## PROBLEM DETAILS
Using the entries that follow, count the lines containing the word "name" and give that number by itself.
--- start of ENTRIES PROVIDED ---
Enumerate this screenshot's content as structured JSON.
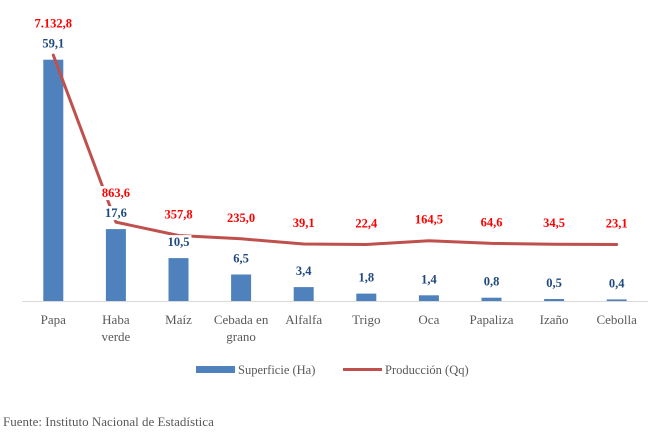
{
  "chart_data": {
    "type": "bar",
    "combo": "bar-line",
    "title": "",
    "xlabel": "",
    "ylabel": "",
    "categories": [
      "Papa",
      "Haba verde",
      "Maíz",
      "Cebada en grano",
      "Alfalfa",
      "Trigo",
      "Oca",
      "Papaliza",
      "Izaño",
      "Cebolla"
    ],
    "category_lines": [
      [
        "Papa"
      ],
      [
        "Haba",
        "verde"
      ],
      [
        "Maíz"
      ],
      [
        "Cebada en",
        "grano"
      ],
      [
        "Alfalfa"
      ],
      [
        "Trigo"
      ],
      [
        "Oca"
      ],
      [
        "Papaliza"
      ],
      [
        "Izaño"
      ],
      [
        "Cebolla"
      ]
    ],
    "ylim": [
      0,
      60
    ],
    "y2lim": [
      -2100,
      7100
    ],
    "grid": false,
    "axes_visible": false,
    "legend": "bottom",
    "series": [
      {
        "name": "Superficie (Ha)",
        "type": "bar",
        "axis": "primary",
        "color": "#4F81BD",
        "label_color": "#1F497D",
        "values": [
          59.1,
          17.6,
          10.5,
          6.5,
          3.4,
          1.8,
          1.4,
          0.8,
          0.5,
          0.4
        ],
        "data_labels": [
          "59,1",
          "17,6",
          "10,5",
          "6,5",
          "3,4",
          "1,8",
          "1,4",
          "0,8",
          "0,5",
          "0,4"
        ]
      },
      {
        "name": "Producción (Qq)",
        "type": "line",
        "axis": "secondary",
        "color": "#C0504D",
        "label_color": "#FF0000",
        "values": [
          7132.8,
          863.6,
          357.8,
          235.0,
          39.1,
          22.4,
          164.5,
          64.6,
          34.5,
          23.1
        ],
        "data_labels": [
          "7.132,8",
          "863,6",
          "357,8",
          "235,0",
          "39,1",
          "22,4",
          "164,5",
          "64,6",
          "34,5",
          "23,1"
        ]
      }
    ]
  },
  "axis_color": "#D9D9D9",
  "source": "Fuente: Instituto Nacional de Estadística"
}
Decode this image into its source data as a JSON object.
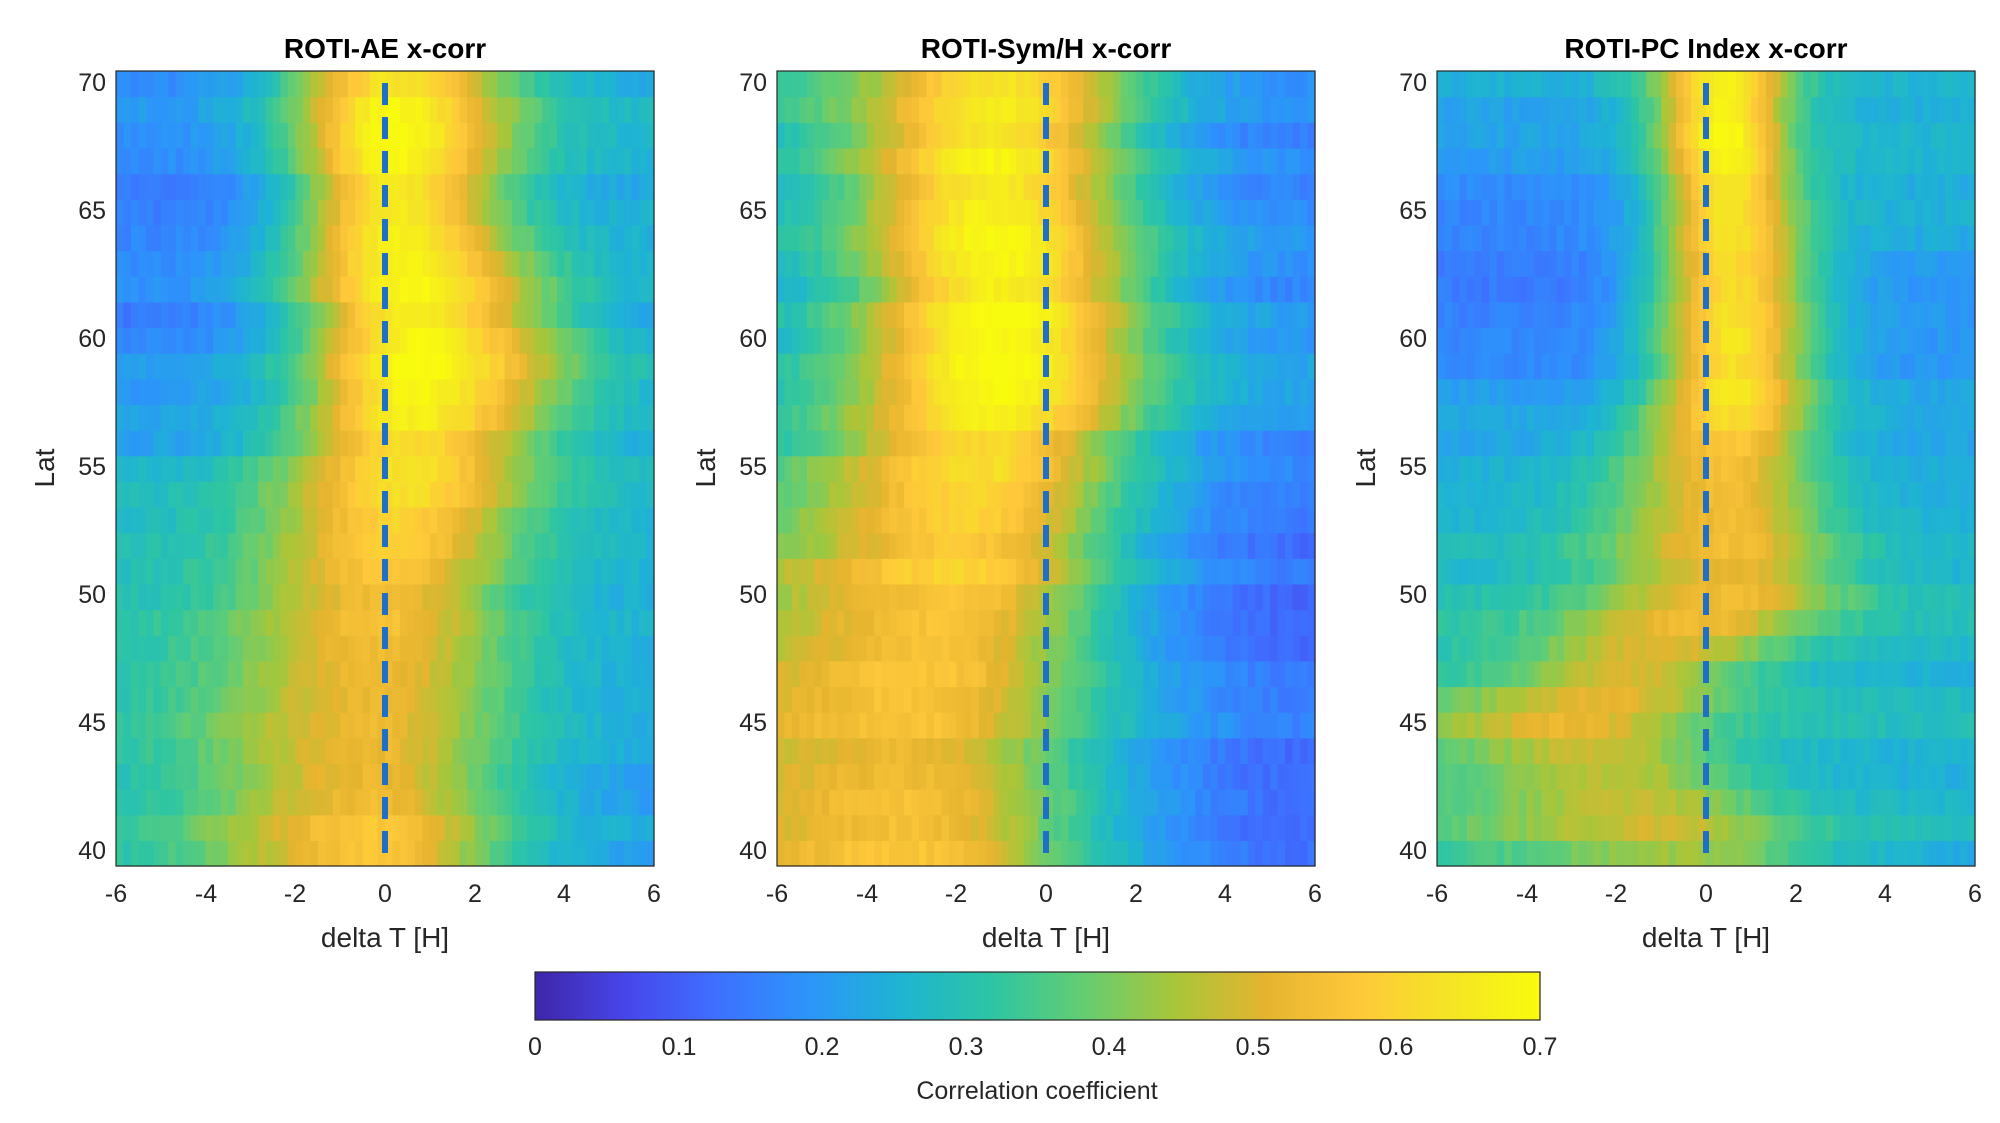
{
  "figure": {
    "colorbar": {
      "label": "Correlation coefficient",
      "range": [
        0,
        0.7
      ],
      "ticks": [
        0,
        0.1,
        0.2,
        0.3,
        0.4,
        0.5,
        0.6,
        0.7
      ],
      "tick_labels": [
        "0",
        "0.1",
        "0.2",
        "0.3",
        "0.4",
        "0.5",
        "0.6",
        "0.7"
      ],
      "colormap": [
        "#3e26a8",
        "#4746eb",
        "#3e70ff",
        "#2c95fa",
        "#1eb4d2",
        "#2dc5a4",
        "#64cd72",
        "#a8c63a",
        "#e6b42f",
        "#fec83a",
        "#f5e425",
        "#f9fb0e"
      ]
    },
    "dashed_line_color": "#1f6fc8"
  },
  "chart_data": [
    {
      "type": "heatmap",
      "title": "ROTI-AE x-corr",
      "xlabel": "delta T [H]",
      "ylabel": "Lat",
      "xlim": [
        -6,
        6
      ],
      "ylim": [
        39.5,
        70.5
      ],
      "x_ticks": [
        -6,
        -4,
        -2,
        0,
        2,
        4,
        6
      ],
      "x_tick_labels": [
        "-6",
        "-4",
        "-2",
        "0",
        "2",
        "4",
        "6"
      ],
      "y_ticks": [
        40,
        45,
        50,
        55,
        60,
        65,
        70
      ],
      "y_tick_labels": [
        "40",
        "45",
        "50",
        "55",
        "60",
        "65",
        "70"
      ],
      "reference_line_x": 0,
      "lat": [
        40,
        41,
        42,
        43,
        44,
        45,
        46,
        47,
        48,
        49,
        50,
        51,
        52,
        53,
        54,
        55,
        56,
        57,
        58,
        59,
        60,
        61,
        62,
        63,
        64,
        65,
        66,
        67,
        68,
        69,
        70
      ],
      "profile_params": {
        "lat_knots": [
          40,
          45,
          50,
          55,
          58,
          60,
          62,
          65,
          68,
          70
        ],
        "peak_dt": [
          -0.3,
          -0.3,
          0.0,
          0.5,
          0.7,
          0.7,
          0.5,
          0.2,
          0.2,
          0.2
        ],
        "peak_value": [
          0.57,
          0.53,
          0.55,
          0.62,
          0.68,
          0.69,
          0.67,
          0.64,
          0.69,
          0.66
        ],
        "left_width": [
          3.5,
          3.8,
          3.0,
          2.8,
          2.5,
          2.6,
          2.6,
          2.2,
          2.3,
          2.4
        ],
        "right_width": [
          3.0,
          3.2,
          2.8,
          2.8,
          3.2,
          3.3,
          3.0,
          2.4,
          2.6,
          2.6
        ],
        "left_floor": [
          0.3,
          0.3,
          0.3,
          0.25,
          0.2,
          0.17,
          0.16,
          0.14,
          0.17,
          0.2
        ],
        "right_floor": [
          0.22,
          0.24,
          0.25,
          0.25,
          0.23,
          0.22,
          0.22,
          0.23,
          0.24,
          0.26
        ]
      }
    },
    {
      "type": "heatmap",
      "title": "ROTI-Sym/H x-corr",
      "xlabel": "delta T [H]",
      "ylabel": "Lat",
      "xlim": [
        -6,
        6
      ],
      "ylim": [
        39.5,
        70.5
      ],
      "x_ticks": [
        -6,
        -4,
        -2,
        0,
        2,
        4,
        6
      ],
      "x_tick_labels": [
        "-6",
        "-4",
        "-2",
        "0",
        "2",
        "4",
        "6"
      ],
      "y_ticks": [
        40,
        45,
        50,
        55,
        60,
        65,
        70
      ],
      "y_tick_labels": [
        "40",
        "45",
        "50",
        "55",
        "60",
        "65",
        "70"
      ],
      "reference_line_x": 0,
      "lat": [
        40,
        41,
        42,
        43,
        44,
        45,
        46,
        47,
        48,
        49,
        50,
        51,
        52,
        53,
        54,
        55,
        56,
        57,
        58,
        59,
        60,
        61,
        62,
        63,
        64,
        65,
        66,
        67,
        68,
        69,
        70
      ],
      "profile_params": {
        "lat_knots": [
          40,
          45,
          50,
          55,
          58,
          60,
          62,
          65,
          68,
          70
        ],
        "peak_dt": [
          -3.0,
          -3.0,
          -2.0,
          -1.5,
          -1.0,
          -1.0,
          -1.0,
          -1.2,
          -1.2,
          -1.0
        ],
        "peak_value": [
          0.55,
          0.54,
          0.58,
          0.62,
          0.68,
          0.7,
          0.69,
          0.67,
          0.66,
          0.63
        ],
        "left_width": [
          4.5,
          4.5,
          4.0,
          3.5,
          3.2,
          3.2,
          3.0,
          3.0,
          3.0,
          3.0
        ],
        "right_width": [
          4.5,
          4.5,
          3.8,
          3.5,
          3.2,
          3.2,
          3.2,
          3.2,
          3.2,
          3.2
        ],
        "left_floor": [
          0.4,
          0.4,
          0.38,
          0.3,
          0.25,
          0.24,
          0.25,
          0.25,
          0.28,
          0.3
        ],
        "right_floor": [
          0.1,
          0.13,
          0.12,
          0.16,
          0.2,
          0.19,
          0.18,
          0.17,
          0.16,
          0.17
        ]
      }
    },
    {
      "type": "heatmap",
      "title": "ROTI-PC Index x-corr",
      "xlabel": "delta T [H]",
      "ylabel": "Lat",
      "xlim": [
        -6,
        6
      ],
      "ylim": [
        39.5,
        70.5
      ],
      "x_ticks": [
        -6,
        -4,
        -2,
        0,
        2,
        4,
        6
      ],
      "x_tick_labels": [
        "-6",
        "-4",
        "-2",
        "0",
        "2",
        "4",
        "6"
      ],
      "y_ticks": [
        40,
        45,
        50,
        55,
        60,
        65,
        70
      ],
      "y_tick_labels": [
        "40",
        "45",
        "50",
        "55",
        "60",
        "65",
        "70"
      ],
      "reference_line_x": 0,
      "lat": [
        40,
        41,
        42,
        43,
        44,
        45,
        46,
        47,
        48,
        49,
        50,
        51,
        52,
        53,
        54,
        55,
        56,
        57,
        58,
        59,
        60,
        61,
        62,
        63,
        64,
        65,
        66,
        67,
        68,
        69,
        70
      ],
      "profile_params": {
        "lat_knots": [
          40,
          45,
          50,
          55,
          58,
          60,
          62,
          65,
          68,
          70
        ],
        "peak_dt": [
          -0.5,
          -3.0,
          0.5,
          0.5,
          0.6,
          0.6,
          0.6,
          0.5,
          0.4,
          0.4
        ],
        "peak_value": [
          0.46,
          0.5,
          0.52,
          0.55,
          0.64,
          0.65,
          0.64,
          0.62,
          0.68,
          0.66
        ],
        "left_width": [
          4.0,
          3.0,
          3.0,
          2.5,
          1.8,
          1.8,
          1.8,
          1.6,
          1.5,
          1.6
        ],
        "right_width": [
          3.0,
          3.0,
          2.5,
          2.0,
          1.8,
          1.8,
          1.8,
          1.6,
          1.4,
          1.5
        ],
        "left_floor": [
          0.33,
          0.33,
          0.28,
          0.25,
          0.2,
          0.18,
          0.17,
          0.15,
          0.2,
          0.24
        ],
        "right_floor": [
          0.26,
          0.27,
          0.27,
          0.24,
          0.22,
          0.21,
          0.22,
          0.23,
          0.24,
          0.25
        ]
      }
    }
  ]
}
--- end of ENTRIES PROVIDED ---
## RESULT FOR THIS EXERCISE
2